start Data shown

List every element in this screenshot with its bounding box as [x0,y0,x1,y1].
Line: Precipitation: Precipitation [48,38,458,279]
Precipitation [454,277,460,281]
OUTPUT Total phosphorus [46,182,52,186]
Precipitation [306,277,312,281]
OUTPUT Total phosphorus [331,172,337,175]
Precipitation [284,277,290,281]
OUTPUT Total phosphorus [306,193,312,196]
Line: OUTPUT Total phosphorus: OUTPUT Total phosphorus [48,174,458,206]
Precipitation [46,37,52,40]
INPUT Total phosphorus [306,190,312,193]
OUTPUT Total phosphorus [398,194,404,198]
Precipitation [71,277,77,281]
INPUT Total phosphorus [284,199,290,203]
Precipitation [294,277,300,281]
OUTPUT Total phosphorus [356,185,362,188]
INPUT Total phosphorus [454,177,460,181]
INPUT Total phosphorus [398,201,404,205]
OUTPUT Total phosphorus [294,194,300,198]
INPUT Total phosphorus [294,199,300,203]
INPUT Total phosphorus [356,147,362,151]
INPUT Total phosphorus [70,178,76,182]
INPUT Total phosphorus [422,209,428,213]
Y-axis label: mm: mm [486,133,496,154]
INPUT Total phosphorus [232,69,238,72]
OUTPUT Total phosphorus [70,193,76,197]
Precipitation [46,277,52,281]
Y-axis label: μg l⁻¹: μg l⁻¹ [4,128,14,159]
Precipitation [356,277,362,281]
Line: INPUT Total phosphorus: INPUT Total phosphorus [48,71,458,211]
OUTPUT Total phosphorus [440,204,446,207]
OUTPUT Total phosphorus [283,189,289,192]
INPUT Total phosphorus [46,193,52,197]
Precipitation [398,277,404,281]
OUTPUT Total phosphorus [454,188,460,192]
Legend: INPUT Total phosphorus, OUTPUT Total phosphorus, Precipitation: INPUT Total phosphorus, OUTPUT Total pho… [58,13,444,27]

end Data shown
start Data shown

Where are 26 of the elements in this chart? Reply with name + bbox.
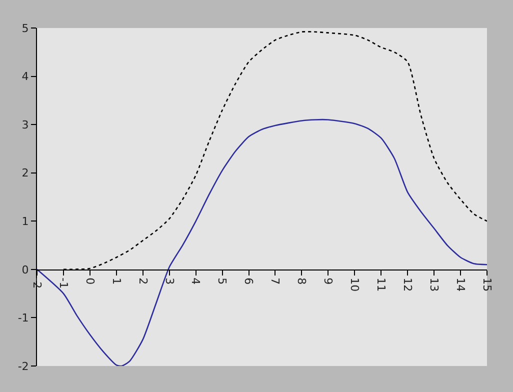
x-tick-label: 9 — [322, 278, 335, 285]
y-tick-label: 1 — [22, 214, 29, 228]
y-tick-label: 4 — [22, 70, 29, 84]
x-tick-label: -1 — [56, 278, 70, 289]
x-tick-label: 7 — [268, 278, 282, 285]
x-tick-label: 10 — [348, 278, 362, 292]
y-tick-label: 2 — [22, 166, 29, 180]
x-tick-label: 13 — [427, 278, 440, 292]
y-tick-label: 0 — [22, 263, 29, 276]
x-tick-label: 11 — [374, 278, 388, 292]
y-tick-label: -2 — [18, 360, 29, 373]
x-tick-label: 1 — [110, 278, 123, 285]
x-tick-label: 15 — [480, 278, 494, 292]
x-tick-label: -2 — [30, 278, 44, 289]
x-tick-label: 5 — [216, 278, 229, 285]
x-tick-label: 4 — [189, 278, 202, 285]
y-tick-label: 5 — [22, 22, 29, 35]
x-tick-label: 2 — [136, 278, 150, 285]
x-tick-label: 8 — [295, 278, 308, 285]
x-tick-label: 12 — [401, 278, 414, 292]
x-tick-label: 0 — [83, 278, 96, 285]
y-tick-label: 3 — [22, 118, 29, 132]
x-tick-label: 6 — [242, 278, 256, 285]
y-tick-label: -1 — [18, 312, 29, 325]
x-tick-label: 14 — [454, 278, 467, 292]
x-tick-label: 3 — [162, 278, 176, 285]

end Data shown

● What is asked
Can you output the records starting at the line containing "List every element" and ending at the line containing "OUTPUT Total phosphorus [306,193,312,196]" as a Markdown table with the columns Row and Entry, leaving out blank lines?

● Result of this exercise
| Row | Entry |
|---|---|
| 1 | List every element in this screenshot with its bounding box as [x0,y0,x1,y1]. |
| 2 | Line: Precipitation: Precipitation [48,38,458,279] |
| 3 | Precipitation [454,277,460,281] |
| 4 | OUTPUT Total phosphorus [46,182,52,186] |
| 5 | Precipitation [306,277,312,281] |
| 6 | OUTPUT Total phosphorus [331,172,337,175] |
| 7 | Precipitation [284,277,290,281] |
| 8 | OUTPUT Total phosphorus [306,193,312,196] |